# THE TASK
Report how many lines below contain the word "belajar". Give only the number.

# INPUT
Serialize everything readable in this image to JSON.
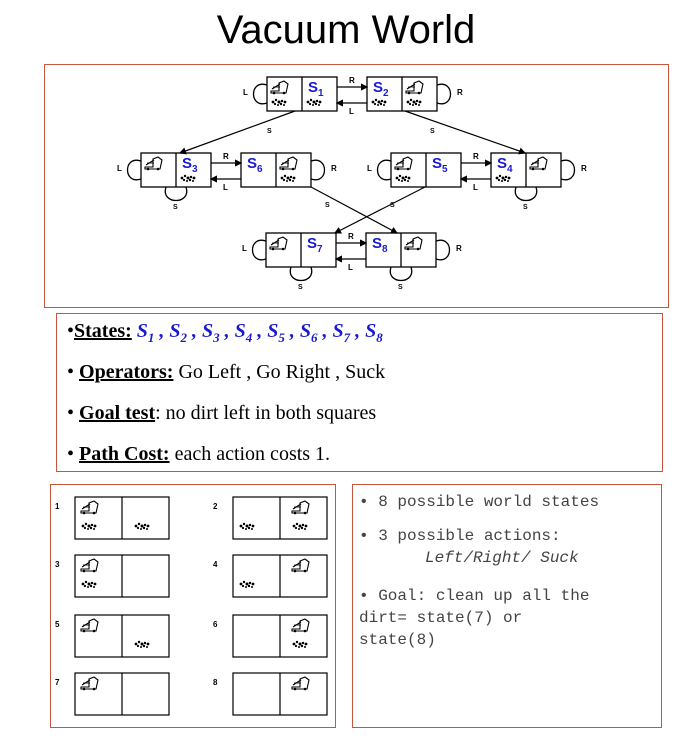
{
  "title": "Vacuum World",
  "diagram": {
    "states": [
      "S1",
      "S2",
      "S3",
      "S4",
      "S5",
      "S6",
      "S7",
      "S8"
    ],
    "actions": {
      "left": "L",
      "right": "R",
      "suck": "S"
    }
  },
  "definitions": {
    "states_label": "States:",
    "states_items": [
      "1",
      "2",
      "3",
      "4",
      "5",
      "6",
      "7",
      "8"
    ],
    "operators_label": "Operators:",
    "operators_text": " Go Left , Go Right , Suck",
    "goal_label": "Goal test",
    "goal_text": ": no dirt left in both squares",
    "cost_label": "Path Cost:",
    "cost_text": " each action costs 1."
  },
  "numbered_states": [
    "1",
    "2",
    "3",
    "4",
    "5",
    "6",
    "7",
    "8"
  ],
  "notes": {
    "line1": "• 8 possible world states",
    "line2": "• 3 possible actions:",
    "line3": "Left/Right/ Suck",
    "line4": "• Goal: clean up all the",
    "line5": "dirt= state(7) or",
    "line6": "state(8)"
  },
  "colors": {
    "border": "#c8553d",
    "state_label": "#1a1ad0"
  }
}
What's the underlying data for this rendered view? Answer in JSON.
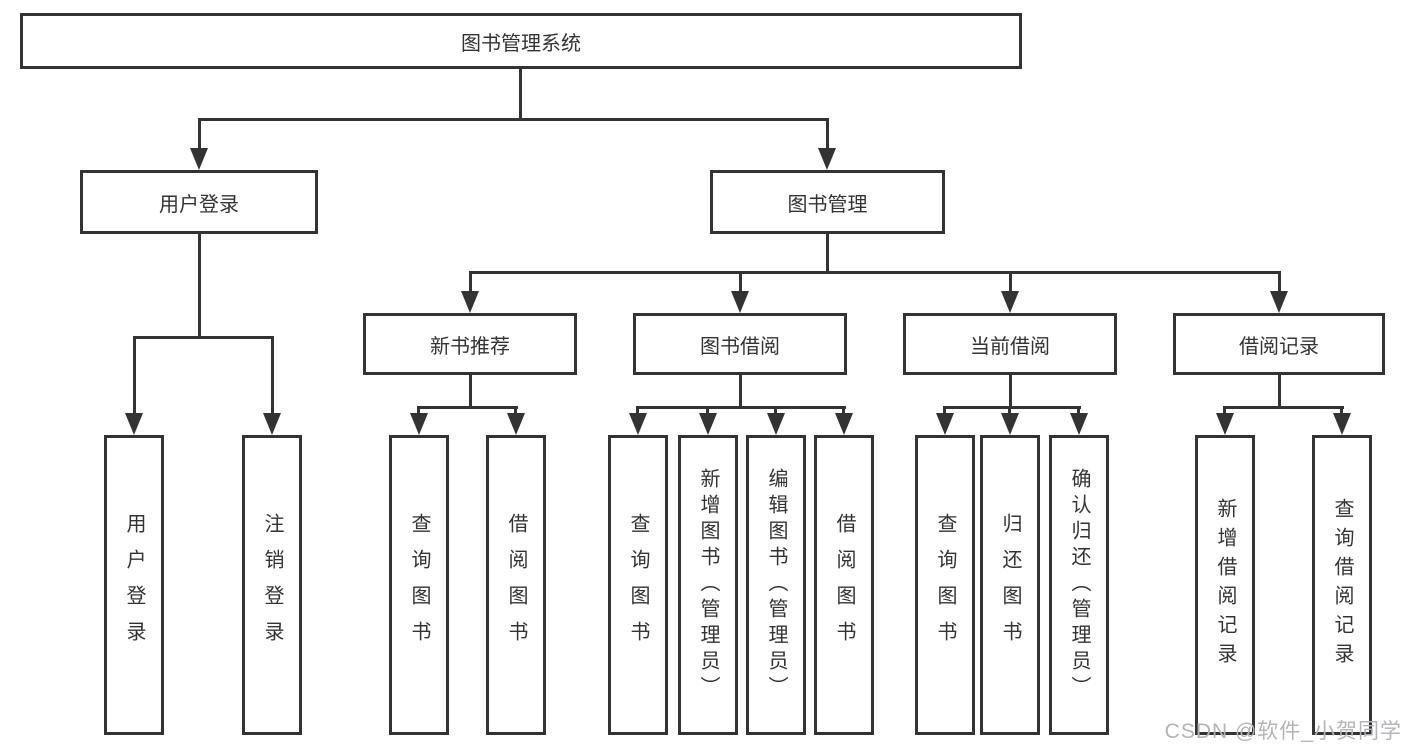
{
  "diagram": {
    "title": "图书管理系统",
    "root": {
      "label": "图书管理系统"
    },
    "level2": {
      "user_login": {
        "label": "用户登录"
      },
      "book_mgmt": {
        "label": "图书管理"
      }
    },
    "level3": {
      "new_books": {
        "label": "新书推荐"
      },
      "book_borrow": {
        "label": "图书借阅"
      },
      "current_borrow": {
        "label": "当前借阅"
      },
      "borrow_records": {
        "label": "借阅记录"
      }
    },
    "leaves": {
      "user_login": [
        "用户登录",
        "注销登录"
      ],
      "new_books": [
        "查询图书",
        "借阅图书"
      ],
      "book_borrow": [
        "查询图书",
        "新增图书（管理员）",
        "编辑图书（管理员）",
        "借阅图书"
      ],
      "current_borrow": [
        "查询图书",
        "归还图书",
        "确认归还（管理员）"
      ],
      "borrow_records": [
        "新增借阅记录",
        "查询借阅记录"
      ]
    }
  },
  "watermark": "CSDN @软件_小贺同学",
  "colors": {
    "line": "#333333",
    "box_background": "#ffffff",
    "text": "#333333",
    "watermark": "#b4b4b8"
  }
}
==
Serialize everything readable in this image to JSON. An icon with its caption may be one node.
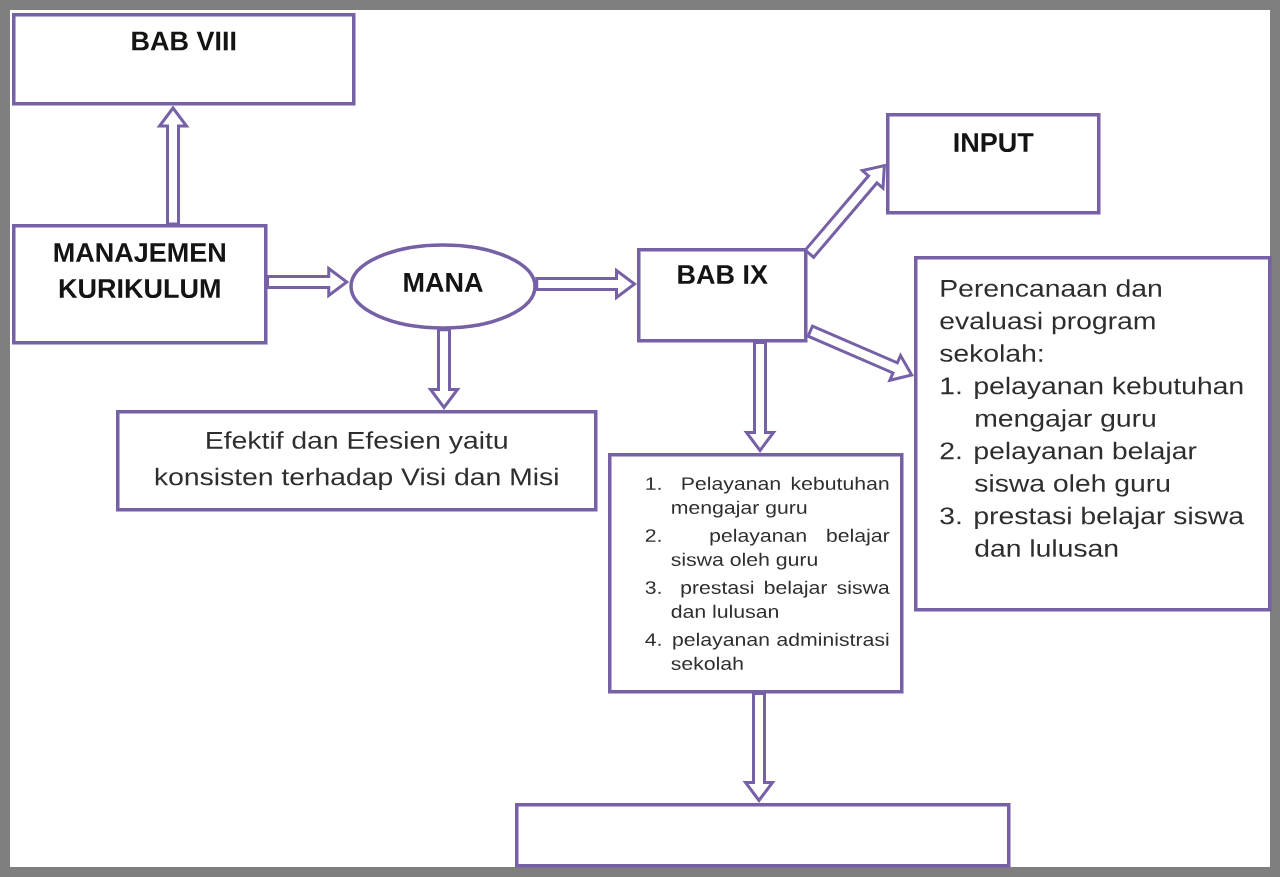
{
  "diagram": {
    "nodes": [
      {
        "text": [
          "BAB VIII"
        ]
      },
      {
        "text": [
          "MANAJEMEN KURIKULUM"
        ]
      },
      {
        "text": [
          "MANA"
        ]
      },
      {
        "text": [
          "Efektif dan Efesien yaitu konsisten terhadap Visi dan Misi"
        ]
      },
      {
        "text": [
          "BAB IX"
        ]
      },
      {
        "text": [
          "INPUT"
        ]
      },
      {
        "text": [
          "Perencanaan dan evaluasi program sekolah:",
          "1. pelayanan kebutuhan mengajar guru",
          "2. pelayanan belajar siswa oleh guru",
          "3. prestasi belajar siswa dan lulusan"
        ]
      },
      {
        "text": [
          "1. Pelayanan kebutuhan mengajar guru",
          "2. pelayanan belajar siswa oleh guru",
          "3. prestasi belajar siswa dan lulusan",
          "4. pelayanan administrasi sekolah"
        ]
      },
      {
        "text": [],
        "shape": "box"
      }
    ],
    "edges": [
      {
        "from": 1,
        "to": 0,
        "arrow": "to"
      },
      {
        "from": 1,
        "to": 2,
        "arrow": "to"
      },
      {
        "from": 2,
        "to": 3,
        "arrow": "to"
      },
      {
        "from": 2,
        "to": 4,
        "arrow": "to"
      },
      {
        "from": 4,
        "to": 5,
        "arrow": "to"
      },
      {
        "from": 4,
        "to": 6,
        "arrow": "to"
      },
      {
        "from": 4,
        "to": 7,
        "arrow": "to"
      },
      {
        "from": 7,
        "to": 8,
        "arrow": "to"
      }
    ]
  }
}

# SOLVED PROBLEM
4